◆ EXERCISE REQUIREMENTS ◆
Locate each row below that contains the string "财务组织架构专题", and copy every such row in full.
+ + + + + + +
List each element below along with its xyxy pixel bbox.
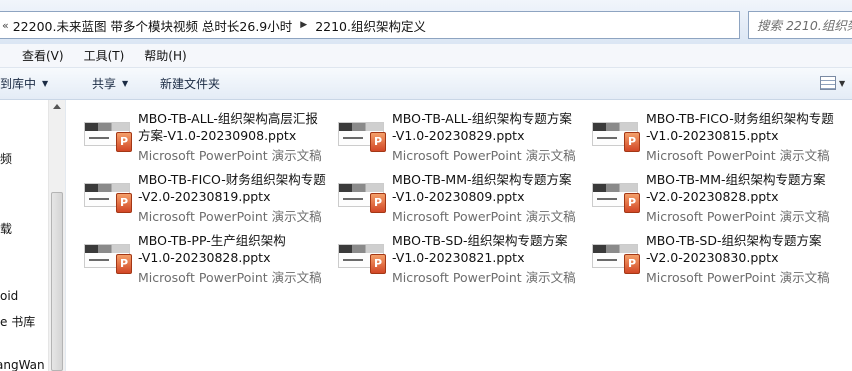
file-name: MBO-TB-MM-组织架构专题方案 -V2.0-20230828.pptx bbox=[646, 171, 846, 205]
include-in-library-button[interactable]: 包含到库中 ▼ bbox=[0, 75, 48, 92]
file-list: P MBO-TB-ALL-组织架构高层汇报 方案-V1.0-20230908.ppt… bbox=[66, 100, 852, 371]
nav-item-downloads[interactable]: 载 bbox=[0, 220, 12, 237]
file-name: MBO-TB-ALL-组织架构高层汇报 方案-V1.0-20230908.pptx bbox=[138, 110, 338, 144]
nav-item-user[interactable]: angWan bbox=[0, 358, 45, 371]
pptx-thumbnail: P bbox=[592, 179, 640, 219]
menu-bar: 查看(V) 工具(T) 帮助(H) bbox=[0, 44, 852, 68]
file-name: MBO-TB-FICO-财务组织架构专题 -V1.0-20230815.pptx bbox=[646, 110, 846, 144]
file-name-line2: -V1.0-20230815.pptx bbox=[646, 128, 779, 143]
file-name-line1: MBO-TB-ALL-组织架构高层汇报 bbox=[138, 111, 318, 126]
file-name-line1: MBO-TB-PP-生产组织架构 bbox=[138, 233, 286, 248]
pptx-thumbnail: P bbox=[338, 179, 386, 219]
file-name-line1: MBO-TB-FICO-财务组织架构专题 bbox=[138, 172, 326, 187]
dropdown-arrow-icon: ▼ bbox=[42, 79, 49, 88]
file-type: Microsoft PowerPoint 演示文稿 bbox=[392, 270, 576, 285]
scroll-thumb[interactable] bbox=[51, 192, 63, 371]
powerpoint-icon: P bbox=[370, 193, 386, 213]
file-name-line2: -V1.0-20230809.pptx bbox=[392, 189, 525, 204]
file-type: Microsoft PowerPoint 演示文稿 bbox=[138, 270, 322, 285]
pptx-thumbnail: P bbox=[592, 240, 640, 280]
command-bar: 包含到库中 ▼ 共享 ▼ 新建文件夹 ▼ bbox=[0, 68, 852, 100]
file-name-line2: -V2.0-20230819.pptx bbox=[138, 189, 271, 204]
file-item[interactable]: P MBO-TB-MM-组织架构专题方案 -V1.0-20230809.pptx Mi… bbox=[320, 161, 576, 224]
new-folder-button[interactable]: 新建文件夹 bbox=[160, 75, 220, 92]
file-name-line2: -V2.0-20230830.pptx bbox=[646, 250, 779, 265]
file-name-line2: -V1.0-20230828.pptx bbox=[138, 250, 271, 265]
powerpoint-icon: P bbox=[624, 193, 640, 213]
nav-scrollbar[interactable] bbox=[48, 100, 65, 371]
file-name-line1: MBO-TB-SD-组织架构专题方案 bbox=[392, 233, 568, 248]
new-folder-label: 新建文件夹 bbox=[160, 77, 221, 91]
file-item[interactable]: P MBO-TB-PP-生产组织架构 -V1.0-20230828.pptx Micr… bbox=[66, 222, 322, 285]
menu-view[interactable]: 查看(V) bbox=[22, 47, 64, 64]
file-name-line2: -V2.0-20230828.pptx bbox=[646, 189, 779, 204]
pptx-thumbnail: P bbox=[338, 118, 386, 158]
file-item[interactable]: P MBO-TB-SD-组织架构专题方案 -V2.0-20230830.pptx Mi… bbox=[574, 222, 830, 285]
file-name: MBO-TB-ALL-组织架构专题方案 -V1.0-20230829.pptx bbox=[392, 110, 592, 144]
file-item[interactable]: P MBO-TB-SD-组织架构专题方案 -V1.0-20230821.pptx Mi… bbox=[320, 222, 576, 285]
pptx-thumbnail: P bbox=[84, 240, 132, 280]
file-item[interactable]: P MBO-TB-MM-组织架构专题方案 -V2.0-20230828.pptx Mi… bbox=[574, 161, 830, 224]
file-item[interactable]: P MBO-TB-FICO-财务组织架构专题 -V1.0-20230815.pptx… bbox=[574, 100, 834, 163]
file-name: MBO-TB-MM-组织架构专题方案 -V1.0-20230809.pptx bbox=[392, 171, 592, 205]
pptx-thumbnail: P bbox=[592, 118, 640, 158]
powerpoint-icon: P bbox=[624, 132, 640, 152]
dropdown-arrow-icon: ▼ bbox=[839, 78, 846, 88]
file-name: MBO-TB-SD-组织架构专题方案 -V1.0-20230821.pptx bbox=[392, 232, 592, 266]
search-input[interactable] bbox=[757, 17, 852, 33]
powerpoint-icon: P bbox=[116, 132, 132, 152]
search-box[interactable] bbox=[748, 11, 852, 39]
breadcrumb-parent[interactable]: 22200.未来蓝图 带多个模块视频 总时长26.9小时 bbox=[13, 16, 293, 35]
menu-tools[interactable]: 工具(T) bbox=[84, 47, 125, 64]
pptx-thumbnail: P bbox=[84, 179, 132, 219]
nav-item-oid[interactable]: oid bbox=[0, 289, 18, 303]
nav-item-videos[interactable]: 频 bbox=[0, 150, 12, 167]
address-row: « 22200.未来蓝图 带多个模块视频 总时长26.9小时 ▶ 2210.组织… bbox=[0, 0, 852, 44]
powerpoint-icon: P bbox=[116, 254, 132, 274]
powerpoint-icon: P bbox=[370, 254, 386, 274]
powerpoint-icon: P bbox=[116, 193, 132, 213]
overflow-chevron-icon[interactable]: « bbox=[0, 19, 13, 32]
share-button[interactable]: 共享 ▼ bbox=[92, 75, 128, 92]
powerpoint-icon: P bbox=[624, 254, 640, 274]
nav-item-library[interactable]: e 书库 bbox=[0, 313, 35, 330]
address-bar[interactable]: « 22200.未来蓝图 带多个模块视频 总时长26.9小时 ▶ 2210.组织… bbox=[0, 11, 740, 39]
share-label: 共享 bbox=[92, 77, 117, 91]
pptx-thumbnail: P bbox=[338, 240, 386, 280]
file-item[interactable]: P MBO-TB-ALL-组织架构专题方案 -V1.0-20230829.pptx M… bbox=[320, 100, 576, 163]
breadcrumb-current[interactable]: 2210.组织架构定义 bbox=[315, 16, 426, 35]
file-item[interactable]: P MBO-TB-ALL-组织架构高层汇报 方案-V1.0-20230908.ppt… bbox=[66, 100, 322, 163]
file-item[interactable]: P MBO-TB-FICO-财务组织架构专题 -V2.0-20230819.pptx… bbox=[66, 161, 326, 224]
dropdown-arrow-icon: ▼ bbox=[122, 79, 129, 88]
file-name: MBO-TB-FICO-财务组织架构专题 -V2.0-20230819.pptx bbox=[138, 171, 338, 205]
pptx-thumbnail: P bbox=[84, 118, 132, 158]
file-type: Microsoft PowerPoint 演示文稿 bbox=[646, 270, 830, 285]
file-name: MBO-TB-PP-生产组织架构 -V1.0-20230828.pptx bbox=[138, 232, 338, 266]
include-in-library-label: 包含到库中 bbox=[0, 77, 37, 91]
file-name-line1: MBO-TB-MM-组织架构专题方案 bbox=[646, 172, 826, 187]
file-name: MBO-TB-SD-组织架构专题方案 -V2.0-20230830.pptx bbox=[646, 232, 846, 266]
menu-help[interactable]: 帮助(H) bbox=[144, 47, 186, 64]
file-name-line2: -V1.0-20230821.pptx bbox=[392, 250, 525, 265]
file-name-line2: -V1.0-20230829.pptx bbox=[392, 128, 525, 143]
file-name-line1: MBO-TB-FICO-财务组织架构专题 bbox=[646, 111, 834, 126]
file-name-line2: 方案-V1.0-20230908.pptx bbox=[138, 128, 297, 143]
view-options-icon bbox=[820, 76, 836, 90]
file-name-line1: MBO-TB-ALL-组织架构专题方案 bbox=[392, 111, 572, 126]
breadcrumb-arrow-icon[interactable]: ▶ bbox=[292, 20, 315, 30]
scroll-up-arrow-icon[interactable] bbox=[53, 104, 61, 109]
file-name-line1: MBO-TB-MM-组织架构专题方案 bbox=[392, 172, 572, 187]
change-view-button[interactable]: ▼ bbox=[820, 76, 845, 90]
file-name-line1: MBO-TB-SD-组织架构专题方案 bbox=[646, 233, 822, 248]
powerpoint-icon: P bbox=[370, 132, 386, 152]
+ + + + + + +
◆ ANSWER TO THIS PROBLEM ◆
file-name: MBO-TB-FICO-财务组织架构专题 -V1.0-20230815.pptx bbox=[646, 110, 846, 144]
file-name-line1: MBO-TB-FICO-财务组织架构专题 bbox=[138, 172, 326, 187]
file-item[interactable]: P MBO-TB-FICO-财务组织架构专题 -V1.0-20230815.pptx… bbox=[574, 100, 834, 163]
file-item[interactable]: P MBO-TB-FICO-财务组织架构专题 -V2.0-20230819.pptx… bbox=[66, 161, 326, 224]
file-name: MBO-TB-FICO-财务组织架构专题 -V2.0-20230819.pptx bbox=[138, 171, 338, 205]
file-name-line1: MBO-TB-FICO-财务组织架构专题 bbox=[646, 111, 834, 126]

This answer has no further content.